> **Aim**:
Single out the lines of the material that contain "Portugal" and copy them.

> **Task input**:
★ ★ ★ ★ ★
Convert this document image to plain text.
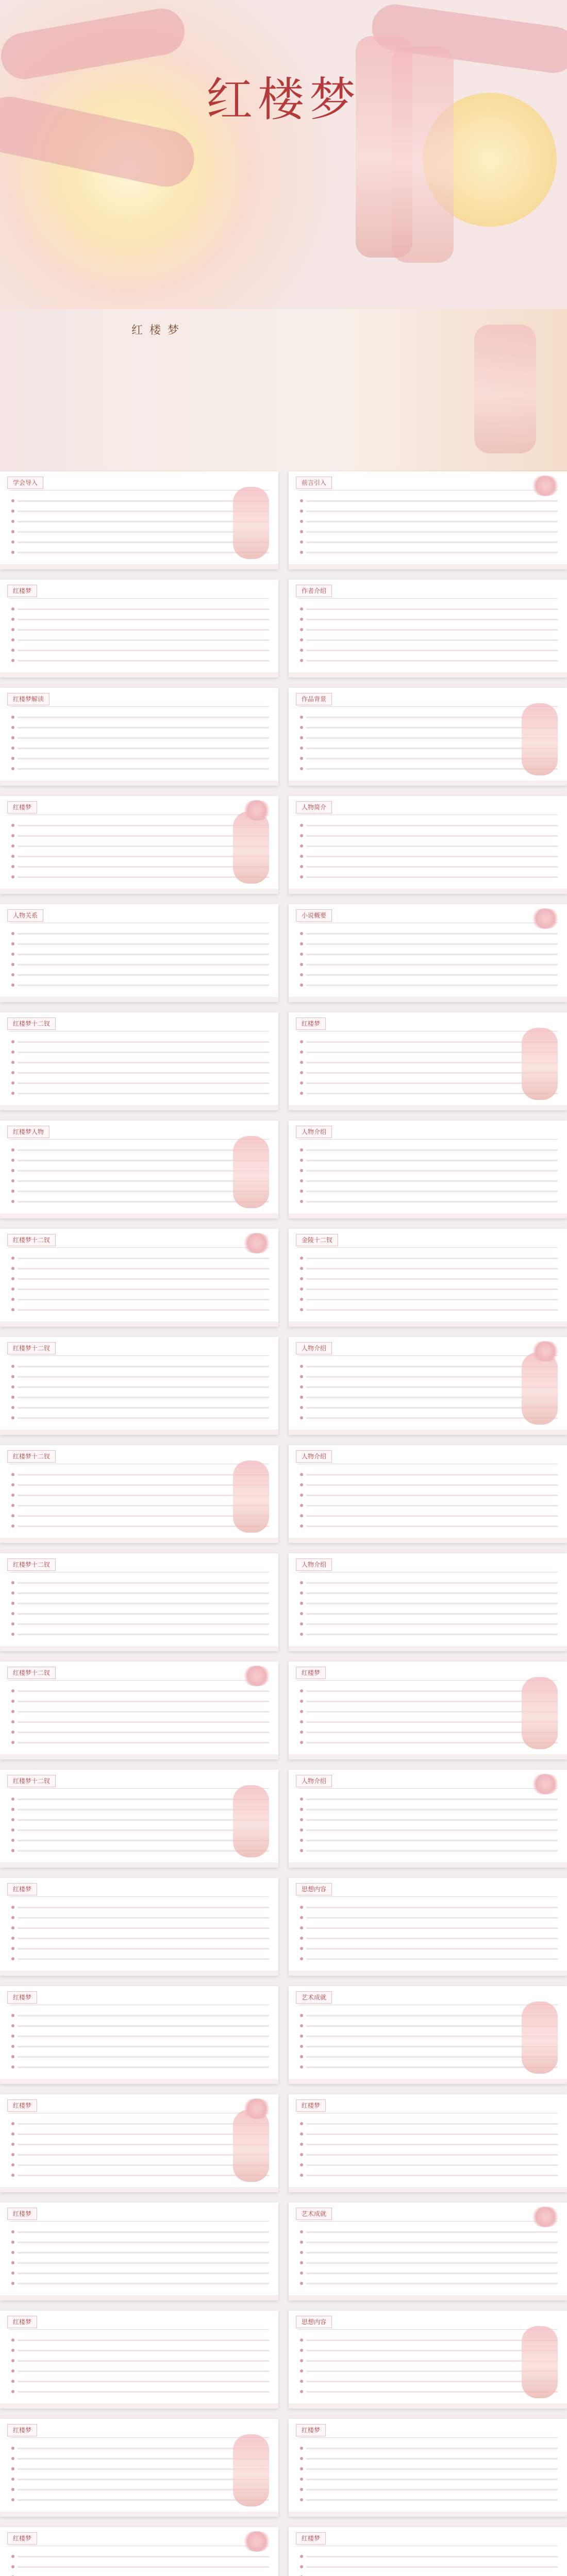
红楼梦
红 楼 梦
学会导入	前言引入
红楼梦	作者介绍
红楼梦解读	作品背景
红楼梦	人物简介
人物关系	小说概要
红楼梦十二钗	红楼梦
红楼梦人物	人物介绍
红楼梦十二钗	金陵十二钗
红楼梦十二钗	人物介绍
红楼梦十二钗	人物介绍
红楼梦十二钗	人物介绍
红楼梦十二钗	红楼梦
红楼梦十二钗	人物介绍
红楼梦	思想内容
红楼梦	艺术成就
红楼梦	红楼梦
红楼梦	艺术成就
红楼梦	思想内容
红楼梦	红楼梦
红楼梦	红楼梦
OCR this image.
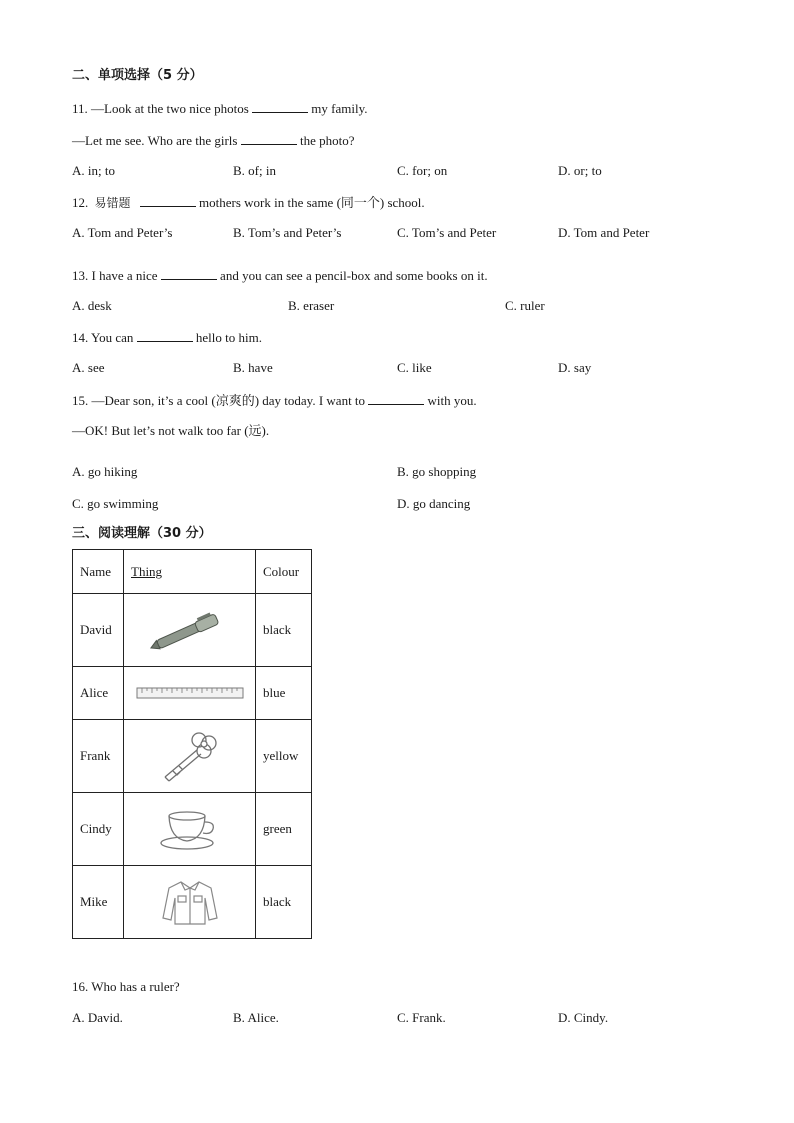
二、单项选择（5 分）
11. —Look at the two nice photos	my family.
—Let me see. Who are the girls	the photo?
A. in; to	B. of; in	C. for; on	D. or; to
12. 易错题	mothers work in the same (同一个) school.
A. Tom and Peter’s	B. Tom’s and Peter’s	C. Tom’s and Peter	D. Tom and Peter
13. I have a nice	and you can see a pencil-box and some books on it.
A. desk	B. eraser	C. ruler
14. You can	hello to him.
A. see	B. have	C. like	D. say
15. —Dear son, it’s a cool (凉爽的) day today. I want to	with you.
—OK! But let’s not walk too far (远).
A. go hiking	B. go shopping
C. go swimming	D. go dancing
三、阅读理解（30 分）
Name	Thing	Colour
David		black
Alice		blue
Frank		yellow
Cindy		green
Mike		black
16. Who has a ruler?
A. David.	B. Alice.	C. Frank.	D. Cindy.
★ ★ ★ ★ ★
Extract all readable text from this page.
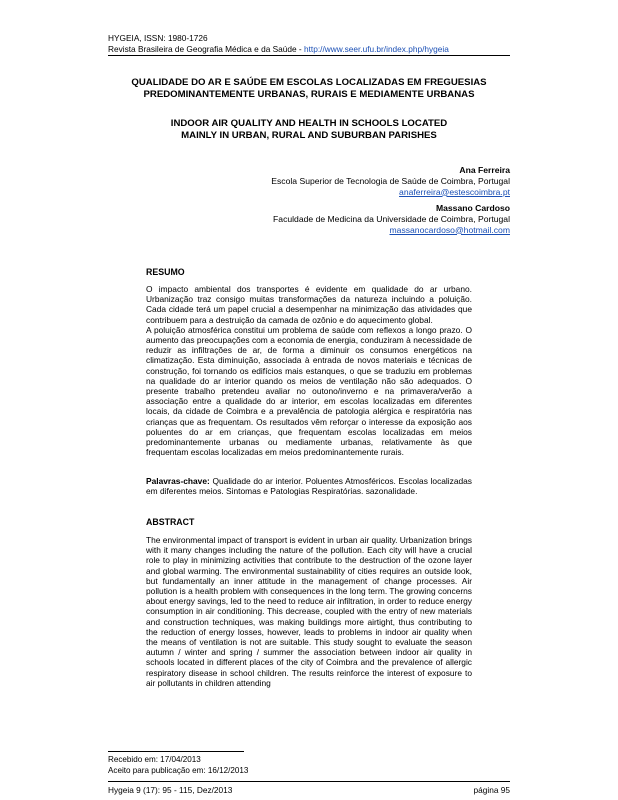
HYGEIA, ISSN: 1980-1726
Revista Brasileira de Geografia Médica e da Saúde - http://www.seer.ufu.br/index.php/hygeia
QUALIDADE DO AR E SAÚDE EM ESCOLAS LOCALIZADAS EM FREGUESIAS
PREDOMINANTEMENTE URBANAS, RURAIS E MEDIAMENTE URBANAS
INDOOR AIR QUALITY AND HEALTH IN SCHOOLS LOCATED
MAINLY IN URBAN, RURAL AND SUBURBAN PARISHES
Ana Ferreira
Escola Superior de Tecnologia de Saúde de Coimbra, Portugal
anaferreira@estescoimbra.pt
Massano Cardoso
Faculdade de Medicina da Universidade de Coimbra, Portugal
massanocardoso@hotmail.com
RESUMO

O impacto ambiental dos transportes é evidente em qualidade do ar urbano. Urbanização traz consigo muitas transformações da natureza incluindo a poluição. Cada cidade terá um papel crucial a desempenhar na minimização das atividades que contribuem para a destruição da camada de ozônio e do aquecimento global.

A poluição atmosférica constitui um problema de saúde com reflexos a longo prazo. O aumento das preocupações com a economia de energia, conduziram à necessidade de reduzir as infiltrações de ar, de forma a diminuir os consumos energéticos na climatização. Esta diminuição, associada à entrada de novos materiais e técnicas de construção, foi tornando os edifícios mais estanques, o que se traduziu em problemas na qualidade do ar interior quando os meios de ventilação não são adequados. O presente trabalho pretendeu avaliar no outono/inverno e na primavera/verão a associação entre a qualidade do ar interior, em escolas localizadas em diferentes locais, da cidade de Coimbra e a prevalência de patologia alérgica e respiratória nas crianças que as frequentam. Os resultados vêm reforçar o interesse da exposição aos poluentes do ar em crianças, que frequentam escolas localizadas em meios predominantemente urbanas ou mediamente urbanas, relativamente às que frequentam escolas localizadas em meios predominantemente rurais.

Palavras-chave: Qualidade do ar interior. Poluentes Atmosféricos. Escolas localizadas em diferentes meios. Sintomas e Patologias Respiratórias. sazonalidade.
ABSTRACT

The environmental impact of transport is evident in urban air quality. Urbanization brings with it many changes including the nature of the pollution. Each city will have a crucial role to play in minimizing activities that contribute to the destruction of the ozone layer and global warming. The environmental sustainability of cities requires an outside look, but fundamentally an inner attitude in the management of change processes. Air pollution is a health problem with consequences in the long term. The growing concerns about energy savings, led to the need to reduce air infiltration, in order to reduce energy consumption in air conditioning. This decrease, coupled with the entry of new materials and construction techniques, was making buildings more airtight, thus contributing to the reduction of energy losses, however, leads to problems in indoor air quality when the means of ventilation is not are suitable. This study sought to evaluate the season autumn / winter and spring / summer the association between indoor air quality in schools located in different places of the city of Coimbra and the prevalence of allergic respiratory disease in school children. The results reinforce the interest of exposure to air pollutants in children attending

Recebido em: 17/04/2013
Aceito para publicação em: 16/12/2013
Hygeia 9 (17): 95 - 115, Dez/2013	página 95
★ ★ ★ ★ ★
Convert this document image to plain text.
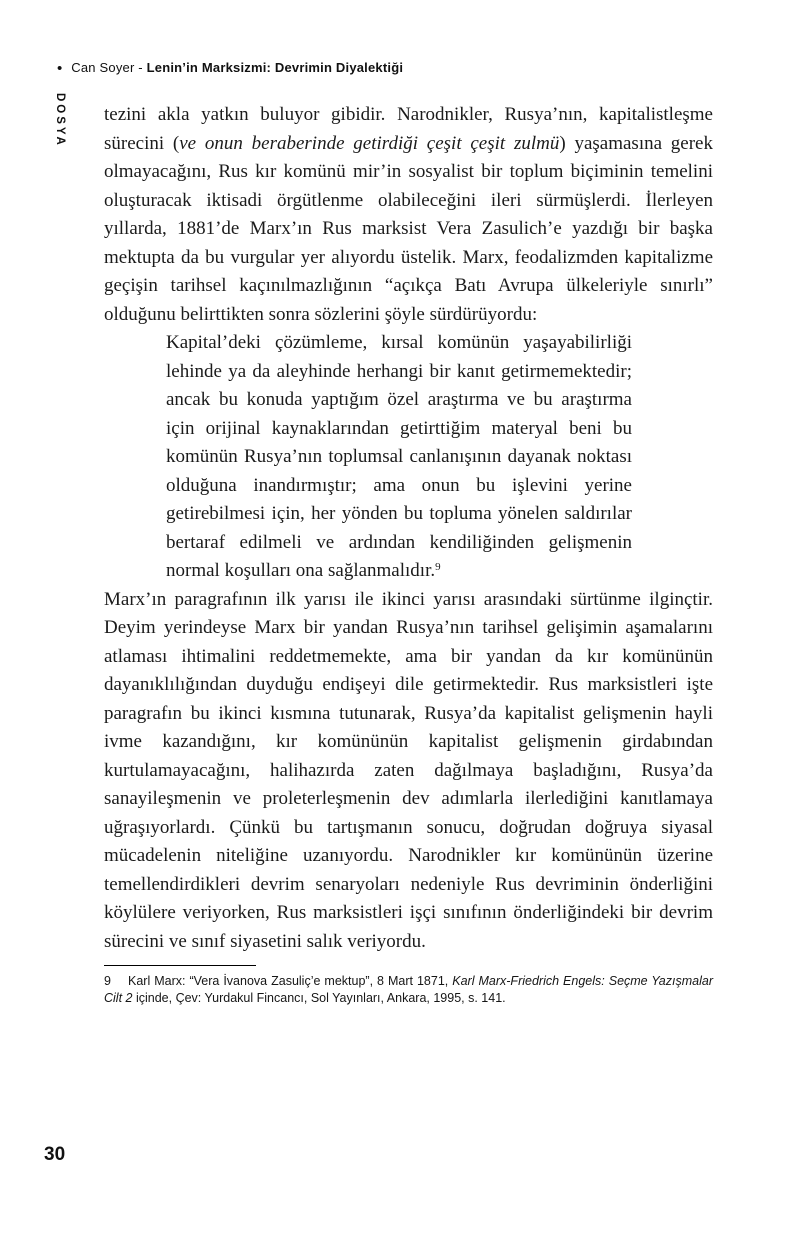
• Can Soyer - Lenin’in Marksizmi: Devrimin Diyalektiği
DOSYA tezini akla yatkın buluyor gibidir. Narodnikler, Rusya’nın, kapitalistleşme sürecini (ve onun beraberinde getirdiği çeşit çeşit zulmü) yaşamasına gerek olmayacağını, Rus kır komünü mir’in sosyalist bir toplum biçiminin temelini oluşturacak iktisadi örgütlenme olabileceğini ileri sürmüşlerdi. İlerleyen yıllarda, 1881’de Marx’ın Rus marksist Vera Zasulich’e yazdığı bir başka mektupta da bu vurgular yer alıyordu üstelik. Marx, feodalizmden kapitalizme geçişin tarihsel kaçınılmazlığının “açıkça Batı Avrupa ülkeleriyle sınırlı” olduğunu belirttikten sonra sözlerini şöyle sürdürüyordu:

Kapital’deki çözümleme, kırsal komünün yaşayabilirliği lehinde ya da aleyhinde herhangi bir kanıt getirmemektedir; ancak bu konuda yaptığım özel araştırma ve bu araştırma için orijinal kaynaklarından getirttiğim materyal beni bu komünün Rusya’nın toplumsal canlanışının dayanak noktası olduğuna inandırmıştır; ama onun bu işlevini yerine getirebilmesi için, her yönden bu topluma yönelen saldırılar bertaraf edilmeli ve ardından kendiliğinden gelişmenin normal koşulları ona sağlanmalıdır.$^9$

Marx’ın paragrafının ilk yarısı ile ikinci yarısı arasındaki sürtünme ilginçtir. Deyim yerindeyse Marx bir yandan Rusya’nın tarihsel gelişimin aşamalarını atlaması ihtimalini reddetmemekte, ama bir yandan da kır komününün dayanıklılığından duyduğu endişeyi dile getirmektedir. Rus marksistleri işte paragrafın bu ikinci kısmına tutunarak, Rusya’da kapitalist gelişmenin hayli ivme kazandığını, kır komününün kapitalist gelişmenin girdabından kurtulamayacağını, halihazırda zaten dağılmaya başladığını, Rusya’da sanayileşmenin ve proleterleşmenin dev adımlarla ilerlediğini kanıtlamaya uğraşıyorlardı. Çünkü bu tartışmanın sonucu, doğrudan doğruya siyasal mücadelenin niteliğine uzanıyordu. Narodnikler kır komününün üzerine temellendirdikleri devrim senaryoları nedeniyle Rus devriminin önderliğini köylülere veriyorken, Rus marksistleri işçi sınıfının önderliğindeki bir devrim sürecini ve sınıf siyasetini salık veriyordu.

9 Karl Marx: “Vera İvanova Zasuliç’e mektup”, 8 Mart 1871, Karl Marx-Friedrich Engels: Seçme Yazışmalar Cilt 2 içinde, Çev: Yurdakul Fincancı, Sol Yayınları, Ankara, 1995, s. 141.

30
★ ★ ★ ★ ★
> **Task answer**:
Escola Superior de Tecnologia de Saúde de Coimbra, Portugal
Faculdade de Medicina da Universidade de Coimbra, Portugal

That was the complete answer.